* [Task requirements]: Pictures do not belong in the copy; quote every entry below exactly.

>> begin

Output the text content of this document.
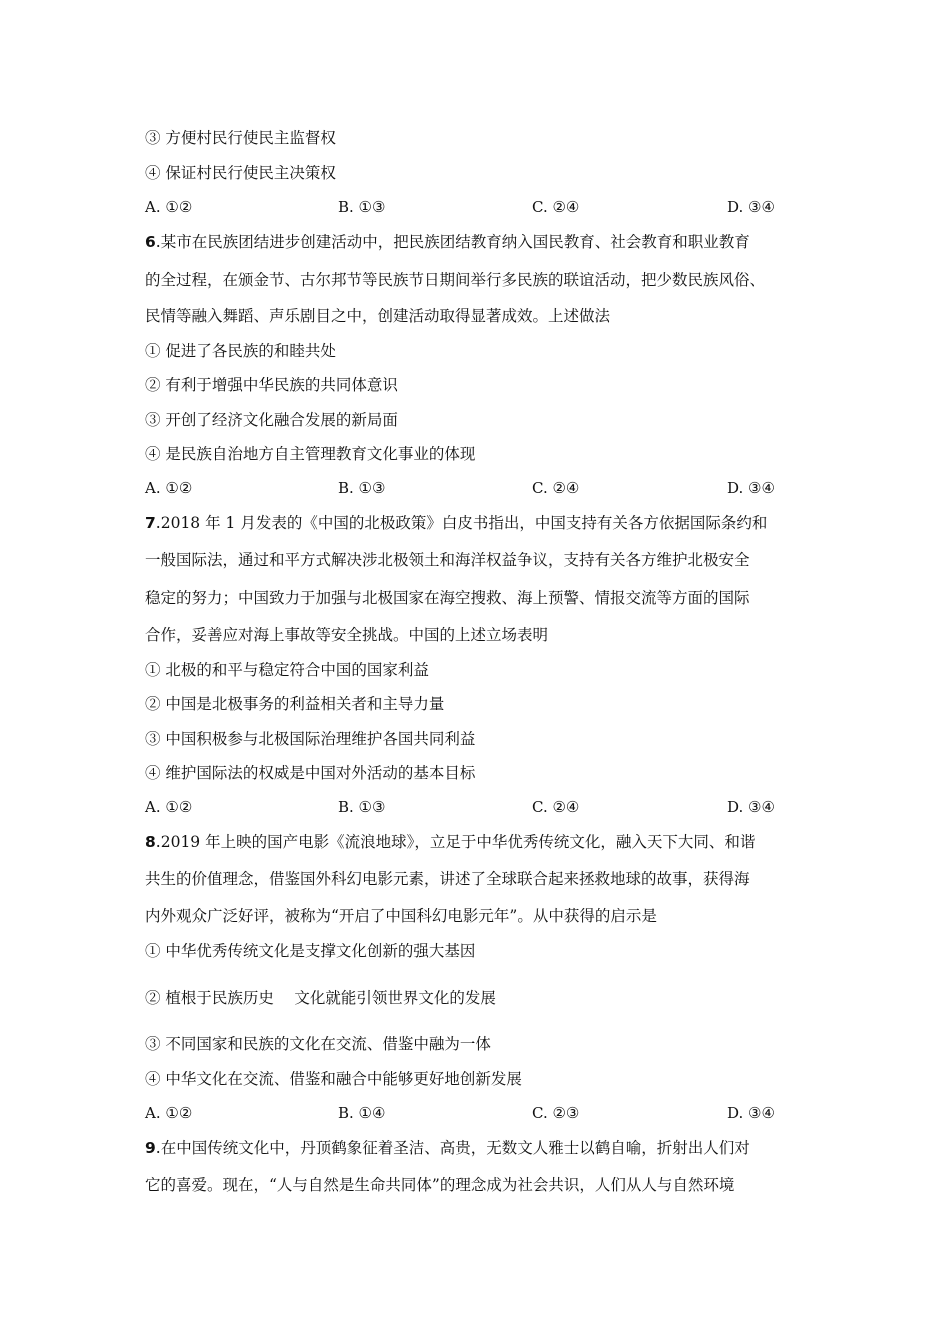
③ 方便村民行使民主监督权
④ 保证村民行使民主决策权
A. ①②	B. ①③	C. ②④	D. ③④
6.某市在民族团结进步创建活动中，把民族团结教育纳入国民教育、社会教育和职业教育
的全过程，在颁金节、古尔邦节等民族节日期间举行多民族的联谊活动，把少数民族风俗、
民情等融入舞蹈、声乐剧目之中，创建活动取得显著成效。上述做法
① 促进了各民族的和睦共处
② 有利于增强中华民族的共同体意识
③ 开创了经济文化融合发展的新局面
④ 是民族自治地方自主管理教育文化事业的体现
A. ①②	B. ①③	C. ②④	D. ③④
7.2018 年 1 月发表的《中国的北极政策》白皮书指出，中国支持有关各方依据国际条约和
一般国际法，通过和平方式解决涉北极领土和海洋权益争议，支持有关各方维护北极安全
稳定的努力；中国致力于加强与北极国家在海空搜救、海上预警、情报交流等方面的国际
合作，妥善应对海上事故等安全挑战。中国的上述立场表明
① 北极的和平与稳定符合中国的国家利益
② 中国是北极事务的利益相关者和主导力量
③ 中国积极参与北极国际治理维护各国共同利益
④ 维护国际法的权威是中国对外活动的基本目标
A. ①②	B. ①③	C. ②④	D. ③④
8.2019 年上映的国产电影《流浪地球》，立足于中华优秀传统文化，融入天下大同、和谐
共生的价值理念，借鉴国外科幻电影元素，讲述了全球联合起来拯救地球的故事，获得海
内外观众广泛好评，被称为“开启了中国科幻电影元年”。从中获得的启示是
① 中华优秀传统文化是支撑文化创新的强大基因
② 植根于民族历史　 文化就能引领世界文化的发展
③ 不同国家和民族的文化在交流、借鉴中融为一体
④ 中华文化在交流、借鉴和融合中能够更好地创新发展
A. ①②	B. ①④	C. ②③	D. ③④
9.在中国传统文化中，丹顶鹤象征着圣洁、高贵，无数文人雅士以鹤自喻，折射出人们对
它的喜爱。现在，“人与自然是生命共同体”的理念成为社会共识，人们从人与自然环境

>> end

* [Result for this task]:
Output the text content of this document.
③ 方便村民行使民主监督权
④ 保证村民行使民主决策权
A. ①②	B. ①③	C. ②④	D. ③④
6.某市在民族团结进步创建活动中，把民族团结教育纳入国民教育、社会教育和职业教育
的全过程，在颁金节、古尔邦节等民族节日期间举行多民族的联谊活动，把少数民族风俗、
民情等融入舞蹈、声乐剧目之中，创建活动取得显著成效。上述做法
① 促进了各民族的和睦共处
② 有利于增强中华民族的共同体意识
③ 开创了经济文化融合发展的新局面
④ 是民族自治地方自主管理教育文化事业的体现
A. ①②	B. ①③	C. ②④	D. ③④
7.2018 年 1 月发表的《中国的北极政策》白皮书指出，中国支持有关各方依据国际条约和
一般国际法，通过和平方式解决涉北极领土和海洋权益争议，支持有关各方维护北极安全
稳定的努力；中国致力于加强与北极国家在海空搜救、海上预警、情报交流等方面的国际
合作，妥善应对海上事故等安全挑战。中国的上述立场表明
① 北极的和平与稳定符合中国的国家利益
② 中国是北极事务的利益相关者和主导力量
③ 中国积极参与北极国际治理维护各国共同利益
④ 维护国际法的权威是中国对外活动的基本目标
A. ①②	B. ①③	C. ②④	D. ③④
8.2019 年上映的国产电影《流浪地球》，立足于中华优秀传统文化，融入天下大同、和谐
共生的价值理念，借鉴国外科幻电影元素，讲述了全球联合起来拯救地球的故事，获得海
内外观众广泛好评，被称为“开启了中国科幻电影元年”。从中获得的启示是
① 中华优秀传统文化是支撑文化创新的强大基因
② 植根于民族历史　 文化就能引领世界文化的发展
③ 不同国家和民族的文化在交流、借鉴中融为一体
④ 中华文化在交流、借鉴和融合中能够更好地创新发展
A. ①②	B. ①④	C. ②③	D. ③④
9.在中国传统文化中，丹顶鹤象征着圣洁、高贵，无数文人雅士以鹤自喻，折射出人们对
它的喜爱。现在，“人与自然是生命共同体”的理念成为社会共识，人们从人与自然环境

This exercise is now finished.